== 练习任务 ==
接着这篇谈新民主主义政治与协商民主的文章往下写，从它的最后一句之后续起。

== 给定文章 ==
──────

新民主主义政治与协商民主
2021-05-17余育国
■余育国
今年是中国共产党成立100 周年,按照省政协机关党组部署,我积极参加党史学习教育活动。特别是结合学习人民政协史、协商民主史,我阅读了相关书目,进行了一些思考。围绕新民主主义革命时期的历史,我以“新民主主义政治与协商民主”为题谈点儿认识。
一、新民主主义政治与协商民主的先进理念
中国人民政治协商会议是中国新民主革命走向胜利的产物,更是新民主主义政治得以实现的重要标志。1949 年,毛泽东同志说:“必须召集一个包括各民主党派、各人民团体、各界民主人士、国内少数民族和海外华侨的代表人物的政治协商会议,宣告中华人民共和国的成立,并选举代表这个共和国的民主联合政府。”周恩来说:“假如没有一百多年来革命运动的历史积累,尤其是30 多年来的新民主主义革命运动,就不可能有今天这样济济一堂的政治协商会议。所以,这个会议可以说是新民主主义运动的一次总结。”两位共产党领袖人物的论述,既充分说明了新民主主义政治与协商民主的关系,也充分说明了政协与协商民主的关系。新民主主义政治思想是毛泽东思想的重要组成部分,我们重点研究毛泽东同志的新民主主义政治思想与协商民主理念。
在大革命时期,毛泽东就萌发了了新民主主义的思想与协商民主的理念。毛泽东早年就追求民主政治,他提出的湖南自决自治、建立“湖南共和国”的主张便是明证。共和就包括共议、和议、协商的含义。中共二大期间提出反帝反封建纲领,这对毛泽东的民主思想有很大影响。1925 年前后,毛泽东运用阶级分析的方法得出结论认为:资产阶级共和国在中国不能实现,而小资产阶级、半无产阶级、无产阶级则可组成联合阵线,“目的是建设革命民众合作统治的国家”。这是早期的国家政体形式的协商民主理念。

──────

== 所给数据行 ==
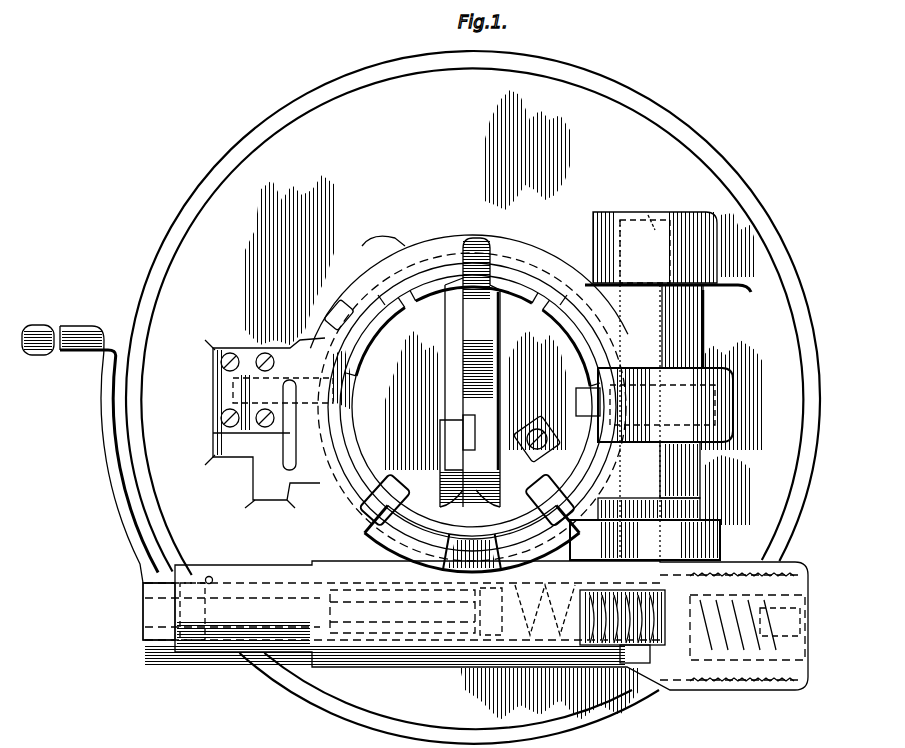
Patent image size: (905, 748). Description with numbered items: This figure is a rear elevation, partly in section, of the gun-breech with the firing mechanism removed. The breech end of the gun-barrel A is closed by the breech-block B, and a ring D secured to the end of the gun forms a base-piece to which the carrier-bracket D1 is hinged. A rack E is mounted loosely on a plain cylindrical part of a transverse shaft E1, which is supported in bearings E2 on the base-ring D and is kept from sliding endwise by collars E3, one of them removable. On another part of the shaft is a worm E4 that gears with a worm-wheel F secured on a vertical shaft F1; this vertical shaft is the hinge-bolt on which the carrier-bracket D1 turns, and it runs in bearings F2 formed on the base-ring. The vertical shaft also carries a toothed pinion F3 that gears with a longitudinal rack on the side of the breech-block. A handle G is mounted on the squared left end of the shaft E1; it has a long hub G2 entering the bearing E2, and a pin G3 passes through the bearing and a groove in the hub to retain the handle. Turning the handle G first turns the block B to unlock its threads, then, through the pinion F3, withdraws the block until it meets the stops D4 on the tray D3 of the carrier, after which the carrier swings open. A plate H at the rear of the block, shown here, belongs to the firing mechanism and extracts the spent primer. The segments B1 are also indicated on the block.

The breech end of the gun-barrel A is at (622, 98).
The breech-block B is at (472, 428).
The ring segments B1 is at (360, 352).
The ring D is at (505, 325).
The carrier-bracket D1 is at (466, 386).
The tray D3 is at (472, 538).
The stops D4 is at (467, 470).
The rack E is at (475, 625).
The shaft E1 is at (490, 611).
The bearings E2 is at (445, 643).
The collars E3 is at (491, 611).
The worm E4 is at (660, 624).
The worm-wheel F is at (651, 394).
The vertical shaft F1 is at (645, 216).
The bearings F2 is at (668, 335).
The toothed pinion F3 is at (588, 402).
The handle G is at (114, 470).
The long hub G2 is at (250, 485).
The pin G3 is at (219, 582).
The plate H is at (470, 372).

──────

== 练习答案 ==
在抗日战争爆发后,毛泽东同志便提出了具有协商民主形式的共和国理念。1935 年,由于中日民族矛盾日趋尖锐,中共认为“和民族资产阶级在抗日条件下重新建立统一战线的可能性和重要性”已经显现,毛泽东对此作了透彻的分析,并提出了“人民共和国”设想。1936 年8 月,中共致信国民党二中全会,进一步郑重宣示:“我们赞助建立全中国统一的民主共和国”,指出“新的民主共和国”它“不同于一般的资产阶级共和国”,是包括了工人阶级、农民、城市小资产阶级、资产阶级及一切国内同意民族革命和民主革命分子的联盟。
在抗日战争时期,毛泽东新民主主义思想和协商民主理念正式形成。1939 年12 月,毛泽东在《中国革命和中国共产党》中第一次公开提出新民主主义。1940 年1 月,毛泽东发表《新民主主义论》,从理论上首先回答和解决了“中国向何处去”这样一个关系中国命运、前途和人民根本利益的重大问题的政治学说。在该文的“新民主主义政治”部分中,他指出“现在所要建立的中华民主共和国”,“国体——各革命阶级联合专政。政体——民主集中制。这就是新民主主义的政治,这就是新民主主义的共和国,这就是抗日统一战线的共和国,这就是新三民主义的共和国。”这里,讲到各革命阶级的联合和抗日统一战线,显然包括协商民主的政治理念,它是毛泽东新民主主义思想的重要组成部分。
在解放战争中,毛泽东新民主主义政治思想与协商民主理念走向成熟。抗战即将胜利时,毛泽东就发表了《论联合政府》,主张“废止国民党一党专政,建立民主的联合政府”。1949 年6 月,毛泽东发表的《论人民民主专政》一文中,全面提出了人民民主专政的理论。从协商民主的理念看,它的内容主要包括:人民民主专政的本质特征是对人民实行民主,对敌人实行专政。人民民主专政的领导者是工人阶级,阶级基础是工农联盟。小资产阶级、民族资产阶级也是人民民主政权的参加者。人民民主专政的职能和任务,主要是“保护人民的民主权利,组织和管理国家的经济建设,促进中国由农业国向工业国、由新民主主义向社会主义的转变,并最终实现消灭一切阶级和一切国家的远大目标”。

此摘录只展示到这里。